■ DIRECTIONS:
Find each line containing the string "validation" and return it.
RECORDS PROVIDED start
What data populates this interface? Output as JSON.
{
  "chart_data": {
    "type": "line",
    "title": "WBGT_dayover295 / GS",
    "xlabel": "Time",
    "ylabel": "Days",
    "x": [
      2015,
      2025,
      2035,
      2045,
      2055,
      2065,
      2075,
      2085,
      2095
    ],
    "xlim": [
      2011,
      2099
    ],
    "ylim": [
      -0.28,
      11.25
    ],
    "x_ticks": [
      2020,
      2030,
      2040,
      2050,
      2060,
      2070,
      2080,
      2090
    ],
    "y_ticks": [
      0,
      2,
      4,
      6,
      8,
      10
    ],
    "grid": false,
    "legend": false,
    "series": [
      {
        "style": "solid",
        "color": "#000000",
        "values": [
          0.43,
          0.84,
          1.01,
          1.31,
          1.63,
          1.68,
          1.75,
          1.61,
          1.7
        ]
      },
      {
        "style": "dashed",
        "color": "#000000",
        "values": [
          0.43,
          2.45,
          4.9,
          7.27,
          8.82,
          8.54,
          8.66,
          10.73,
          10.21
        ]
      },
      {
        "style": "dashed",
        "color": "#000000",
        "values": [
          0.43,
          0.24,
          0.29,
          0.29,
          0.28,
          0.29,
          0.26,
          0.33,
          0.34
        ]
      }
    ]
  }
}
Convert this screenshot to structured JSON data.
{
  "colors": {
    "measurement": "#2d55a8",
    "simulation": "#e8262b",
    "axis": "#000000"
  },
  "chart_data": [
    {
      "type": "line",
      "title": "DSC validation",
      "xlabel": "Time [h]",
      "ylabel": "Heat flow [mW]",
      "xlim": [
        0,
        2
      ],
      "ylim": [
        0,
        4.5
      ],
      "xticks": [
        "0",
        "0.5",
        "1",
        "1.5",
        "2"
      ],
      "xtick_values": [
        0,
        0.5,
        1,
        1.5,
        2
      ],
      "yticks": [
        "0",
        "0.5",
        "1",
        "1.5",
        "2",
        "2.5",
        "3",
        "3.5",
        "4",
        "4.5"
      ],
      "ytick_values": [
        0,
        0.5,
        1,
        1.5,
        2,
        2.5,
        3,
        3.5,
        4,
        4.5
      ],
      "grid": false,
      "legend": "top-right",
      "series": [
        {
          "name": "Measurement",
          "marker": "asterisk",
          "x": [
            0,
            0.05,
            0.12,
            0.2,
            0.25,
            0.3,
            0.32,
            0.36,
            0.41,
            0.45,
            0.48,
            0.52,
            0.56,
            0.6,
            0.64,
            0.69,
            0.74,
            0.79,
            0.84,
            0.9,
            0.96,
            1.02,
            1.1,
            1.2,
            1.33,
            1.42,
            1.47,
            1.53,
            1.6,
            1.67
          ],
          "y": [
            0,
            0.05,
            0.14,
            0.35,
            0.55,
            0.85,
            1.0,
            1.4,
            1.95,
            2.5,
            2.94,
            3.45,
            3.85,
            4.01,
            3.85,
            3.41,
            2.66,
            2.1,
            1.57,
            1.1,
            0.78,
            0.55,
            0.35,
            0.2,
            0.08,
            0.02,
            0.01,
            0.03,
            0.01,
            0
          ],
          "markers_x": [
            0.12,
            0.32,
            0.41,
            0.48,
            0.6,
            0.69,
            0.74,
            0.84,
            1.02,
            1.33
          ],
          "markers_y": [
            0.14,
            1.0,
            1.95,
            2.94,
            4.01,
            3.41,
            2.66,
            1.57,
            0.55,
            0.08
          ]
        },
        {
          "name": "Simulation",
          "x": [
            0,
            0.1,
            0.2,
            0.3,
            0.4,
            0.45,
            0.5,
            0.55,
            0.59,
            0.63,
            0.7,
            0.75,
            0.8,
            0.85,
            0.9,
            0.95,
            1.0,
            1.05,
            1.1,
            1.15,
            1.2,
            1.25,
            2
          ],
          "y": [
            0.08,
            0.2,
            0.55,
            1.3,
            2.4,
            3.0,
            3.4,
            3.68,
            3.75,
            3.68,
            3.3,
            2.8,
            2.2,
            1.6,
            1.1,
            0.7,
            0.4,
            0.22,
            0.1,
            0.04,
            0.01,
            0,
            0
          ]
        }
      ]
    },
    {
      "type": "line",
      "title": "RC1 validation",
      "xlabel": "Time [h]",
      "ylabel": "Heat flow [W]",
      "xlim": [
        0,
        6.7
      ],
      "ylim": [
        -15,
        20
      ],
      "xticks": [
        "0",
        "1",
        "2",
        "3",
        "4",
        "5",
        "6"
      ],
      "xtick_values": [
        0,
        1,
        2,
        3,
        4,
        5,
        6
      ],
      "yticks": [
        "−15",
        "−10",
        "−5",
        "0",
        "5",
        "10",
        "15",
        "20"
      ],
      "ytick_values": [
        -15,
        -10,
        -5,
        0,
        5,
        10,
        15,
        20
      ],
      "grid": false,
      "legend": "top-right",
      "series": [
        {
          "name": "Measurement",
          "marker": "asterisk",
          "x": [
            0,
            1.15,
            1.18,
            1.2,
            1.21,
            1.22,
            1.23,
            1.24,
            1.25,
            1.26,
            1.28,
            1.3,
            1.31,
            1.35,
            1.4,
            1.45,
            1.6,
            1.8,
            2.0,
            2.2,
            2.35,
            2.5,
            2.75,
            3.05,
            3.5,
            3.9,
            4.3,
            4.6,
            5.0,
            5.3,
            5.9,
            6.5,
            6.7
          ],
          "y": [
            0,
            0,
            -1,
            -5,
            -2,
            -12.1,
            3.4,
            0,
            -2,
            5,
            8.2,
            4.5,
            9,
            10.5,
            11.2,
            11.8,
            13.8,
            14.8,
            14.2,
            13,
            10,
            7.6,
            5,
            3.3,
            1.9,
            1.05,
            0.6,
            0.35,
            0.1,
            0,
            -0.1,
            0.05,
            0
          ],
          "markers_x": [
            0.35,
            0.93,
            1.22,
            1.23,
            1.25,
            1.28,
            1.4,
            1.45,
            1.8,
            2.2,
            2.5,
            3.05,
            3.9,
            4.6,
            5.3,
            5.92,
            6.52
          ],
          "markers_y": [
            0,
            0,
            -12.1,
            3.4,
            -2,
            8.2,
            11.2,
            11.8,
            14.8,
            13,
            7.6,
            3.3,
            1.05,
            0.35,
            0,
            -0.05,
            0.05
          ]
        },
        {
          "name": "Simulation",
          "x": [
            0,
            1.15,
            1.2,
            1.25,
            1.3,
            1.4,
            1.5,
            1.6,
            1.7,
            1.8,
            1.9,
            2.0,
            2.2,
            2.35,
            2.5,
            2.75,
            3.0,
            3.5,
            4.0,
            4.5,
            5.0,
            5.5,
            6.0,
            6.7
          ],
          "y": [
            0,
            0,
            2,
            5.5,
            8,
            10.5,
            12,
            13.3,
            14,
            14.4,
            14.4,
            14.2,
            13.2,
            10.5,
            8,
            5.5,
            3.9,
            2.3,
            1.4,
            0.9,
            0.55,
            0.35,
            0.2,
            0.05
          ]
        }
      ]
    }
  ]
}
RECORDS PROVIDED end
■ RESULT:
      "title": "DSC validation",
      "title": "RC1 validation",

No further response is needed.